EXERCISE REQUIREMENTS: Only the pictures are to be left out; set down the rest of the records exactly.
— Start EXERCISE DATA —
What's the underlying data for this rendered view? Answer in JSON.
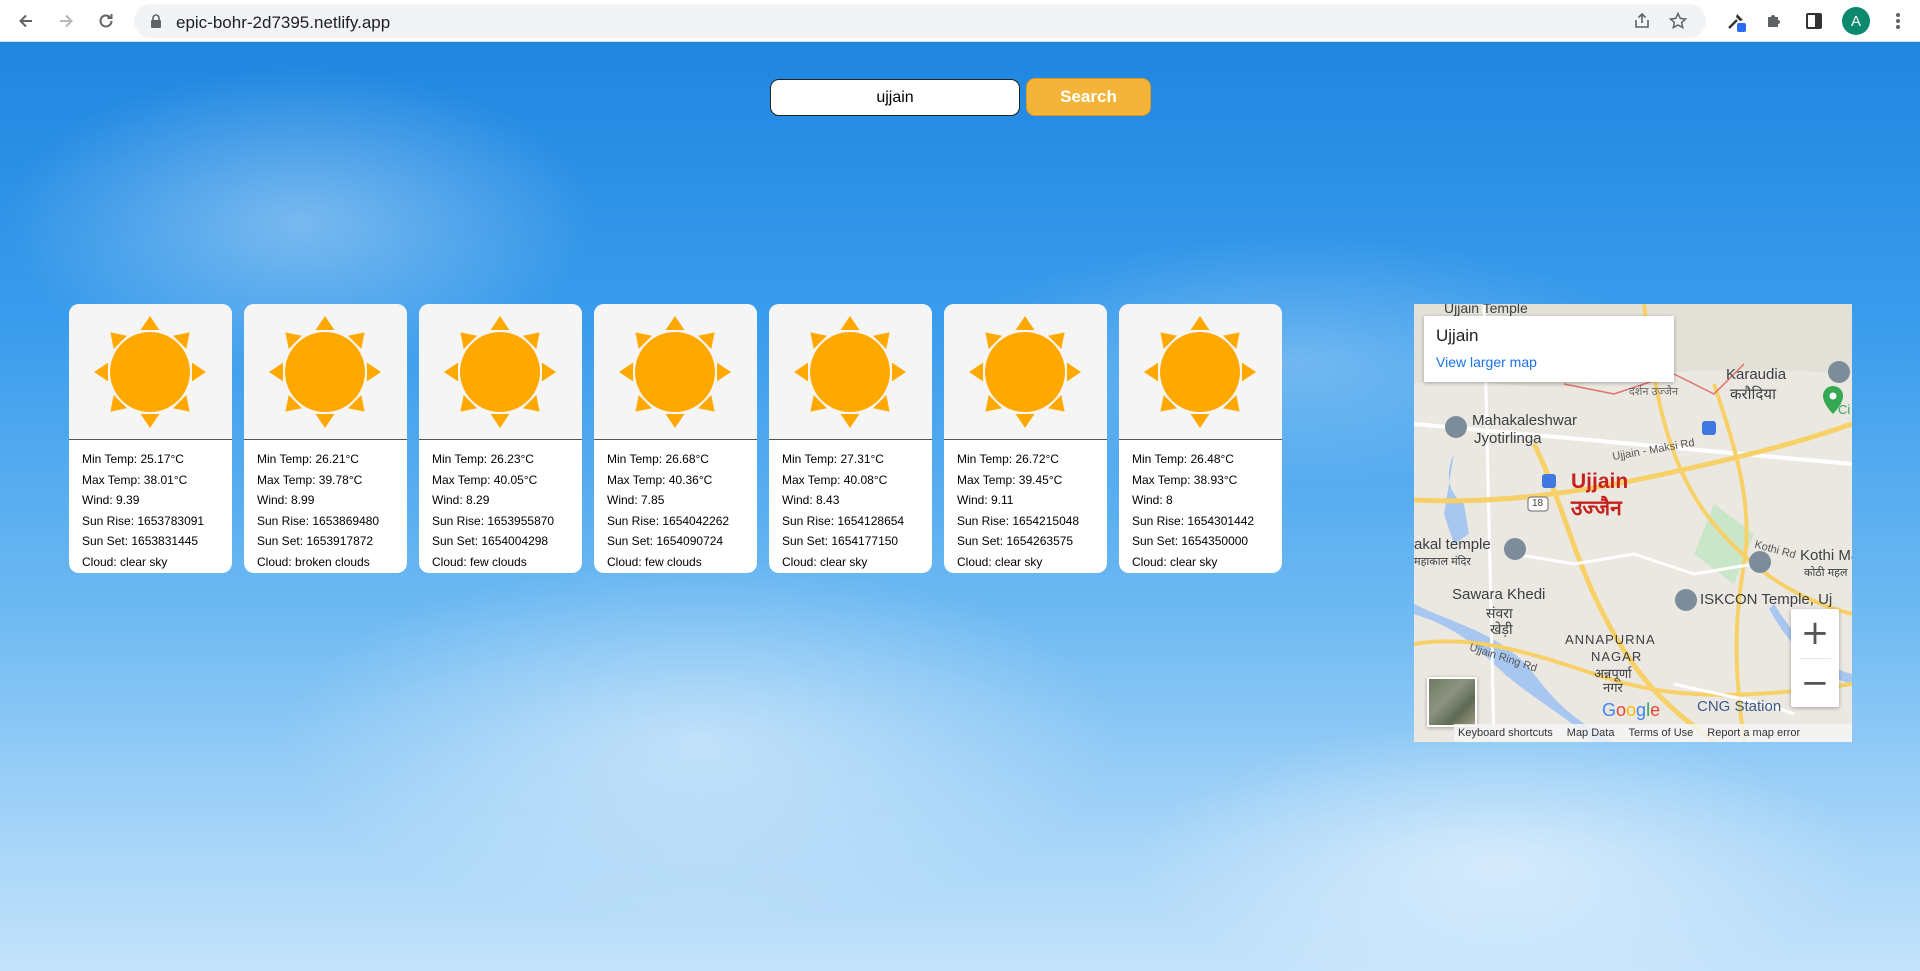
{
  "browser": {
    "url": "epic-bohr-2d7395.netlify.app",
    "avatar_letter": "A"
  },
  "search": {
    "value": "ujjain",
    "button_label": "Search"
  },
  "forecast": [
    {
      "min_temp": "Min Temp: 25.17°C",
      "max_temp": "Max Temp: 38.01°C",
      "wind": "Wind: 9.39",
      "sunrise": "Sun Rise: 1653783091",
      "sunset": "Sun Set: 1653831445",
      "cloud": "Cloud: clear sky",
      "icon": "sun-icon"
    },
    {
      "min_temp": "Min Temp: 26.21°C",
      "max_temp": "Max Temp: 39.78°C",
      "wind": "Wind: 8.99",
      "sunrise": "Sun Rise: 1653869480",
      "sunset": "Sun Set: 1653917872",
      "cloud": "Cloud: broken clouds",
      "icon": "sun-icon"
    },
    {
      "min_temp": "Min Temp: 26.23°C",
      "max_temp": "Max Temp: 40.05°C",
      "wind": "Wind: 8.29",
      "sunrise": "Sun Rise: 1653955870",
      "sunset": "Sun Set: 1654004298",
      "cloud": "Cloud: few clouds",
      "icon": "sun-icon"
    },
    {
      "min_temp": "Min Temp: 26.68°C",
      "max_temp": "Max Temp: 40.36°C",
      "wind": "Wind: 7.85",
      "sunrise": "Sun Rise: 1654042262",
      "sunset": "Sun Set: 1654090724",
      "cloud": "Cloud: few clouds",
      "icon": "sun-icon"
    },
    {
      "min_temp": "Min Temp: 27.31°C",
      "max_temp": "Max Temp: 40.08°C",
      "wind": "Wind: 8.43",
      "sunrise": "Sun Rise: 1654128654",
      "sunset": "Sun Set: 1654177150",
      "cloud": "Cloud: clear sky",
      "icon": "sun-icon"
    },
    {
      "min_temp": "Min Temp: 26.72°C",
      "max_temp": "Max Temp: 39.45°C",
      "wind": "Wind: 9.11",
      "sunrise": "Sun Rise: 1654215048",
      "sunset": "Sun Set: 1654263575",
      "cloud": "Cloud: clear sky",
      "icon": "sun-icon"
    },
    {
      "min_temp": "Min Temp: 26.48°C",
      "max_temp": "Max Temp: 38.93°C",
      "wind": "Wind: 8",
      "sunrise": "Sun Rise: 1654301442",
      "sunset": "Sun Set: 1654350000",
      "cloud": "Cloud: clear sky",
      "icon": "sun-icon"
    }
  ],
  "map": {
    "place_title": "Ujjain",
    "view_larger": "View larger map",
    "labels": {
      "ujjain_temple": "Ujjain Temple",
      "karaudia": "Karaudia",
      "karaudia_hi": "करौदिया",
      "darshan": "दर्शन उज्जैन",
      "mahakaleshwar": "Mahakaleshwar",
      "jyotirlinga": "Jyotirlinga",
      "ujjain_maksi": "Ujjain - Maksi Rd",
      "city": "Ujjain",
      "city_hi": "उज्जैन",
      "route18": "18",
      "akal_temple": "akal temple",
      "mahakal_hi": "महाकाल मंदिर",
      "kothi_rd": "Kothi Rd",
      "kothi_ma": "Kothi Ma",
      "kothi_hi": "कोठी महल",
      "sawara_khedi": "Sawara Khedi",
      "sawara_hi1": "संवरा",
      "sawara_hi2": "खेड़ी",
      "iskcon": "ISKCON Temple, Uj",
      "annapurna1": "ANNAPURNA",
      "annapurna2": "NAGAR",
      "annapurna_hi1": "अन्नपूर्णा",
      "annapurna_hi2": "नगर",
      "ring_rd": "Ujjain Ring Rd",
      "cng": "CNG Station",
      "green_label": "Ci"
    },
    "zoom_in": "+",
    "zoom_out": "−",
    "footer": {
      "shortcuts": "Keyboard shortcuts",
      "map_data": "Map Data",
      "terms": "Terms of Use",
      "report": "Report a map error"
    },
    "google_logo": [
      "G",
      "o",
      "o",
      "g",
      "l",
      "e"
    ]
  },
  "colors": {
    "sun": "#ffa800",
    "search_button": "#f4b43a",
    "map_link": "#1a73e8",
    "city_label": "#c5221f"
  }
}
— End EXERCISE DATA —
CORRECT ANSWER:
What's the underlying data for this rendered view? Answer in JSON.
{
  "browser": {
    "url": "epic-bohr-2d7395.netlify.app",
    "avatar_letter": "A"
  },
  "search": {
    "value": "ujjain",
    "button_label": "Search"
  },
  "forecast": [
    {
      "min_temp": "Min Temp: 25.17°C",
      "max_temp": "Max Temp: 38.01°C",
      "wind": "Wind: 9.39",
      "sunrise": "Sun Rise: 1653783091",
      "sunset": "Sun Set: 1653831445",
      "cloud": "Cloud: clear sky",
      "icon": "sun-icon"
    },
    {
      "min_temp": "Min Temp: 26.21°C",
      "max_temp": "Max Temp: 39.78°C",
      "wind": "Wind: 8.99",
      "sunrise": "Sun Rise: 1653869480",
      "sunset": "Sun Set: 1653917872",
      "cloud": "Cloud: broken clouds",
      "icon": "sun-icon"
    },
    {
      "min_temp": "Min Temp: 26.23°C",
      "max_temp": "Max Temp: 40.05°C",
      "wind": "Wind: 8.29",
      "sunrise": "Sun Rise: 1653955870",
      "sunset": "Sun Set: 1654004298",
      "cloud": "Cloud: few clouds",
      "icon": "sun-icon"
    },
    {
      "min_temp": "Min Temp: 26.68°C",
      "max_temp": "Max Temp: 40.36°C",
      "wind": "Wind: 7.85",
      "sunrise": "Sun Rise: 1654042262",
      "sunset": "Sun Set: 1654090724",
      "cloud": "Cloud: few clouds",
      "icon": "sun-icon"
    },
    {
      "min_temp": "Min Temp: 27.31°C",
      "max_temp": "Max Temp: 40.08°C",
      "wind": "Wind: 8.43",
      "sunrise": "Sun Rise: 1654128654",
      "sunset": "Sun Set: 1654177150",
      "cloud": "Cloud: clear sky",
      "icon": "sun-icon"
    },
    {
      "min_temp": "Min Temp: 26.72°C",
      "max_temp": "Max Temp: 39.45°C",
      "wind": "Wind: 9.11",
      "sunrise": "Sun Rise: 1654215048",
      "sunset": "Sun Set: 1654263575",
      "cloud": "Cloud: clear sky",
      "icon": "sun-icon"
    },
    {
      "min_temp": "Min Temp: 26.48°C",
      "max_temp": "Max Temp: 38.93°C",
      "wind": "Wind: 8",
      "sunrise": "Sun Rise: 1654301442",
      "sunset": "Sun Set: 1654350000",
      "cloud": "Cloud: clear sky",
      "icon": "sun-icon"
    }
  ],
  "map": {
    "place_title": "Ujjain",
    "view_larger": "View larger map",
    "labels": {
      "ujjain_temple": "Ujjain Temple",
      "karaudia": "Karaudia",
      "karaudia_hi": "करौदिया",
      "darshan": "दर्शन उज्जैन",
      "mahakaleshwar": "Mahakaleshwar",
      "jyotirlinga": "Jyotirlinga",
      "ujjain_maksi": "Ujjain - Maksi Rd",
      "city": "Ujjain",
      "city_hi": "उज्जैन",
      "route18": "18",
      "akal_temple": "akal temple",
      "mahakal_hi": "महाकाल मंदिर",
      "kothi_rd": "Kothi Rd",
      "kothi_ma": "Kothi Ma",
      "kothi_hi": "कोठी महल",
      "sawara_khedi": "Sawara Khedi",
      "sawara_hi1": "संवरा",
      "sawara_hi2": "खेड़ी",
      "iskcon": "ISKCON Temple, Uj",
      "annapurna1": "ANNAPURNA",
      "annapurna2": "NAGAR",
      "annapurna_hi1": "अन्नपूर्णा",
      "annapurna_hi2": "नगर",
      "ring_rd": "Ujjain Ring Rd",
      "cng": "CNG Station",
      "green_label": "Ci"
    },
    "zoom_in": "+",
    "zoom_out": "−",
    "footer": {
      "shortcuts": "Keyboard shortcuts",
      "map_data": "Map Data",
      "terms": "Terms of Use",
      "report": "Report a map error"
    },
    "google_logo": [
      "G",
      "o",
      "o",
      "g",
      "l",
      "e"
    ]
  },
  "colors": {
    "sun": "#ffa800",
    "search_button": "#f4b43a",
    "map_link": "#1a73e8",
    "city_label": "#c5221f"
  }
}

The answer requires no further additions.